### Task instructions:
Tally the lines of the listing below in which the string "this" occurs, and give the tally alone.

*** Listed records

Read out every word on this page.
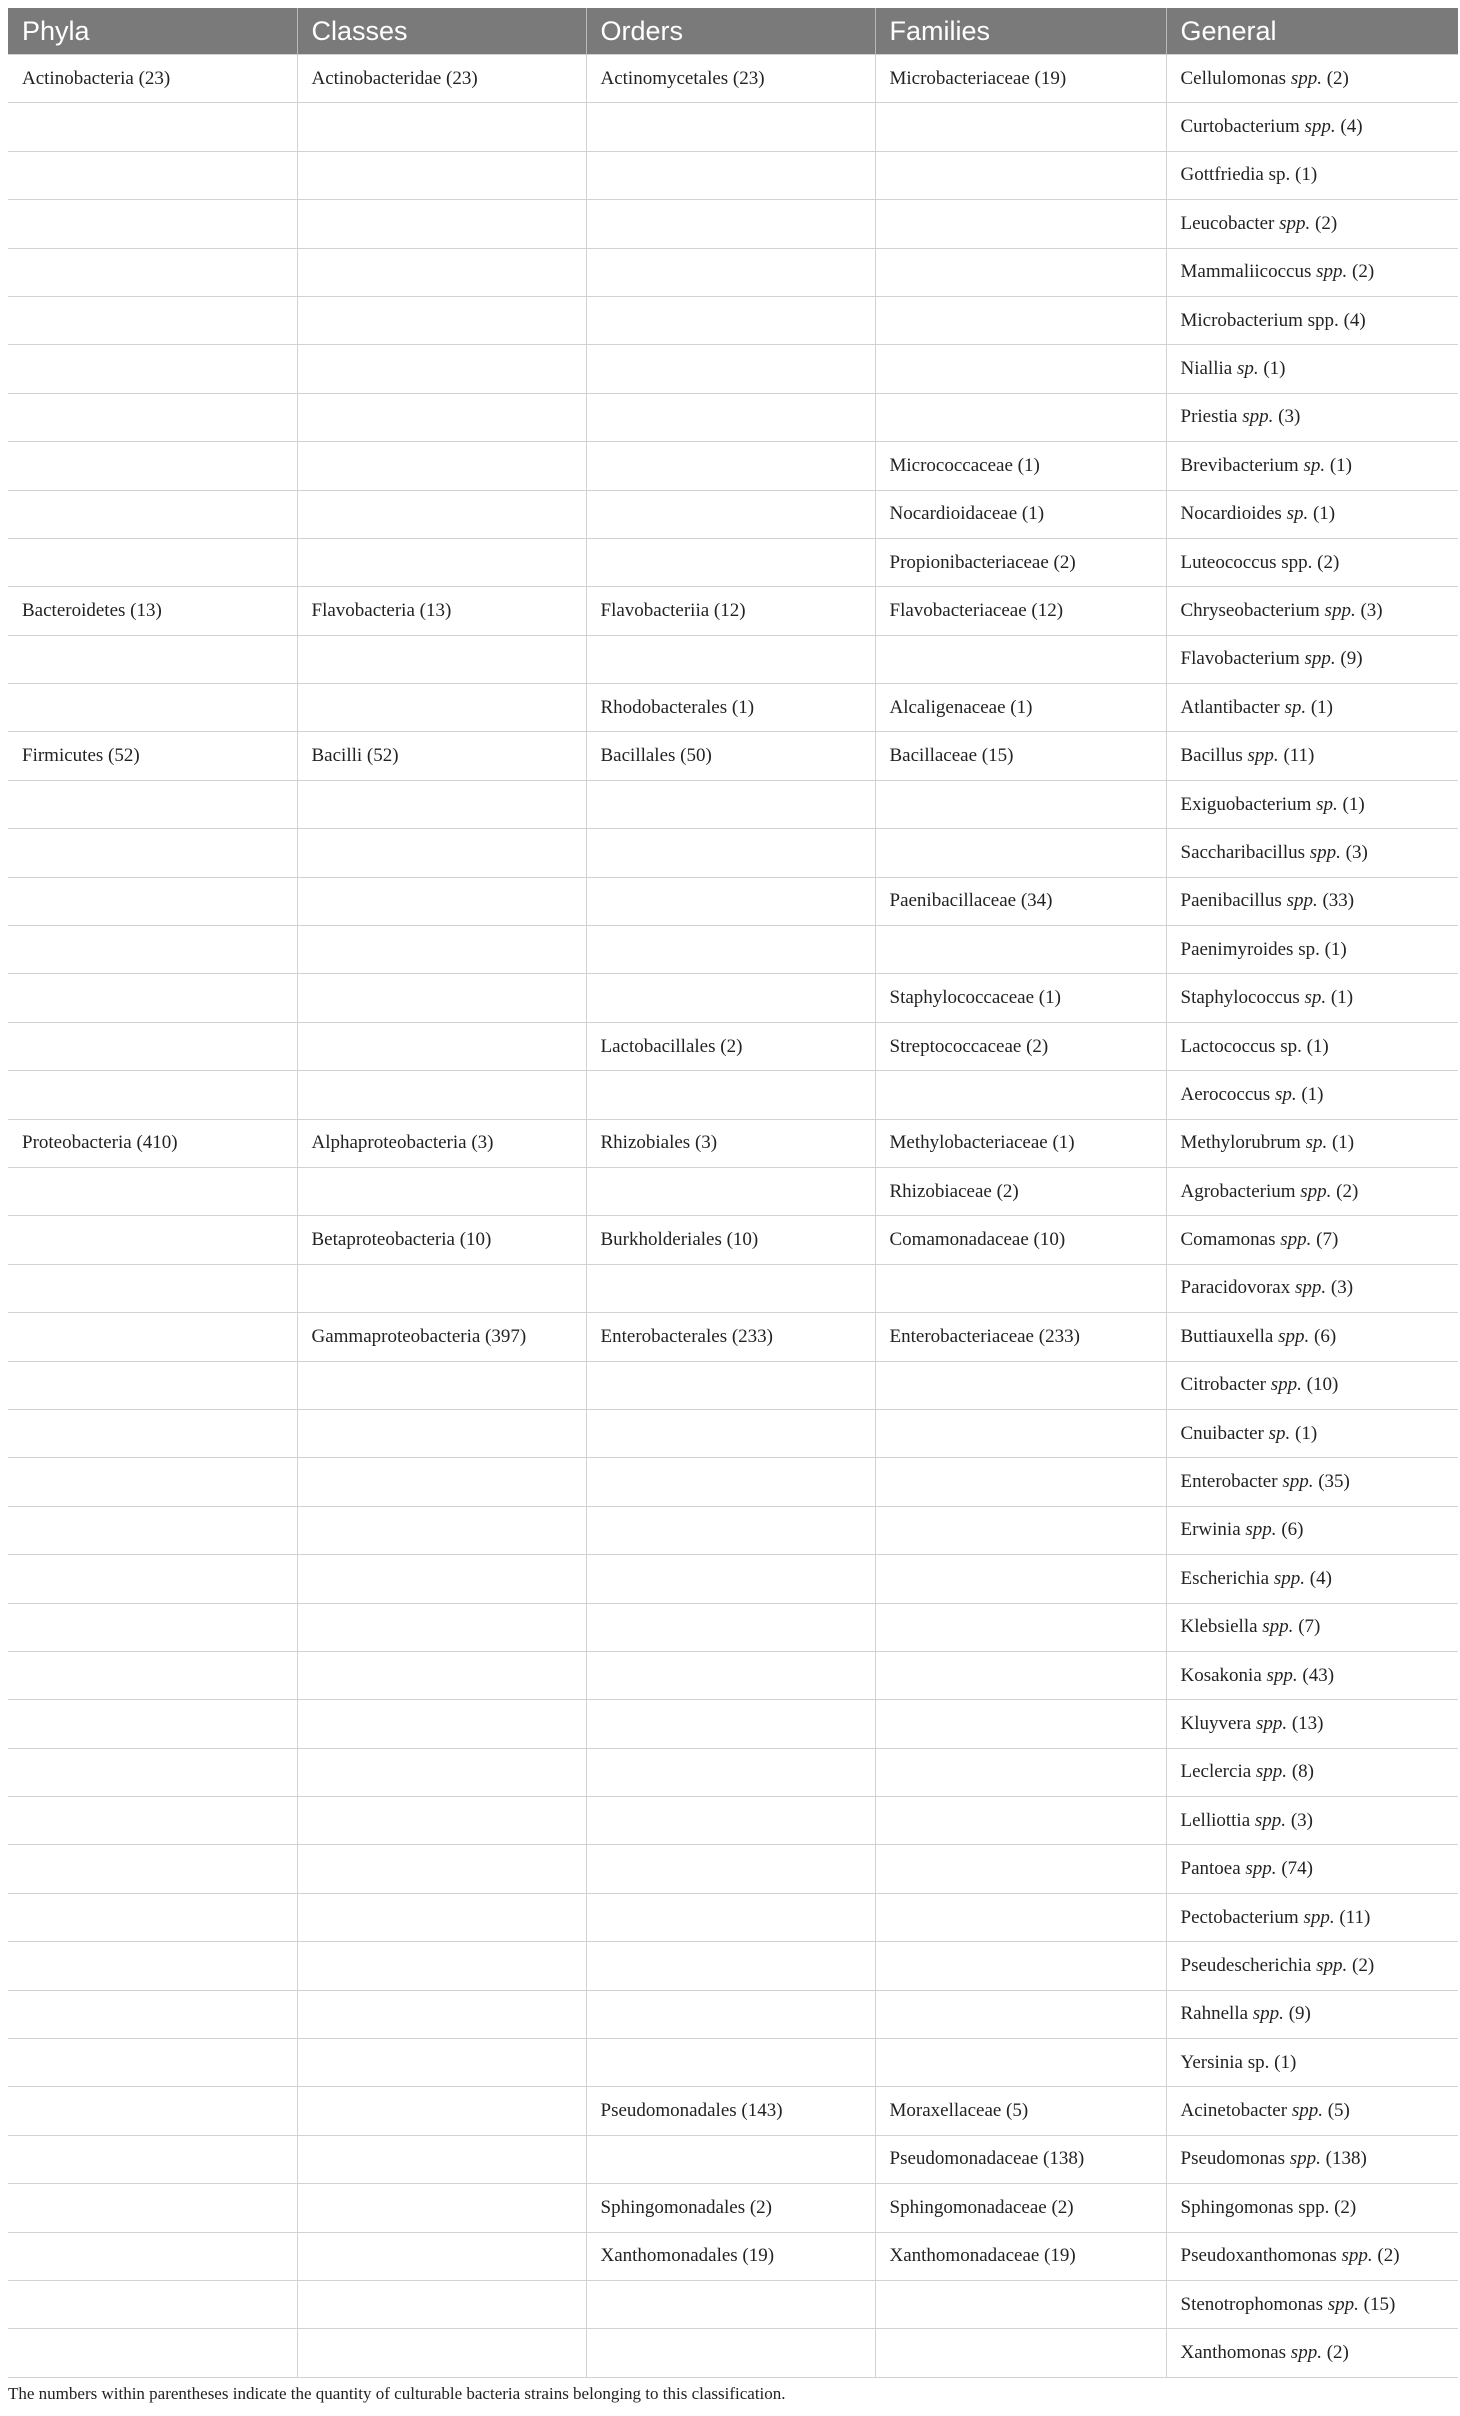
Phyla	Classes	Orders	Families	General
Actinobacteria (23)	Actinobacteridae (23)	Actinomycetales (23)	Microbacteriaceae (19)	Cellulomonas spp. (2)
				Curtobacterium spp. (4)
				Gottfriedia sp. (1)
				Leucobacter spp. (2)
				Mammaliicoccus spp. (2)
				Microbacterium spp. (4)
				Niallia sp. (1)
				Priestia spp. (3)
			Micrococcaceae (1)	Brevibacterium sp. (1)
			Nocardioidaceae (1)	Nocardioides sp. (1)
			Propionibacteriaceae (2)	Luteococcus spp. (2)
Bacteroidetes (13)	Flavobacteria (13)	Flavobacteriia (12)	Flavobacteriaceae (12)	Chryseobacterium spp. (3)
				Flavobacterium spp. (9)
		Rhodobacterales (1)	Alcaligenaceae (1)	Atlantibacter sp. (1)
Firmicutes (52)	Bacilli (52)	Bacillales (50)	Bacillaceae (15)	Bacillus spp. (11)
				Exiguobacterium sp. (1)
				Saccharibacillus spp. (3)
			Paenibacillaceae (34)	Paenibacillus spp. (33)
				Paenimyroides sp. (1)
			Staphylococcaceae (1)	Staphylococcus sp. (1)
		Lactobacillales (2)	Streptococcaceae (2)	Lactococcus sp. (1)
				Aerococcus sp. (1)
Proteobacteria (410)	Alphaproteobacteria (3)	Rhizobiales (3)	Methylobacteriaceae (1)	Methylorubrum sp. (1)
			Rhizobiaceae (2)	Agrobacterium spp. (2)
	Betaproteobacteria (10)	Burkholderiales (10)	Comamonadaceae (10)	Comamonas spp. (7)
				Paracidovorax spp. (3)
	Gammaproteobacteria (397)	Enterobacterales (233)	Enterobacteriaceae (233)	Buttiauxella spp. (6)
				Citrobacter spp. (10)
				Cnuibacter sp. (1)
				Enterobacter spp. (35)
				Erwinia spp. (6)
				Escherichia spp. (4)
				Klebsiella spp. (7)
				Kosakonia spp. (43)
				Kluyvera spp. (13)
				Leclercia spp. (8)
				Lelliottia spp. (3)
				Pantoea spp. (74)
				Pectobacterium spp. (11)
				Pseudescherichia spp. (2)
				Rahnella spp. (9)
				Yersinia sp. (1)
		Pseudomonadales (143)	Moraxellaceae (5)	Acinetobacter spp. (5)
			Pseudomonadaceae (138)	Pseudomonas spp. (138)
		Sphingomonadales (2)	Sphingomonadaceae (2)	Sphingomonas spp. (2)
		Xanthomonadales (19)	Xanthomonadaceae (19)	Pseudoxanthomonas spp. (2)
				Stenotrophomonas spp. (15)
				Xanthomonas spp. (2)
The numbers within parentheses indicate the quantity of culturable bacteria strains belonging to this classification.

******

### Exercise output:
2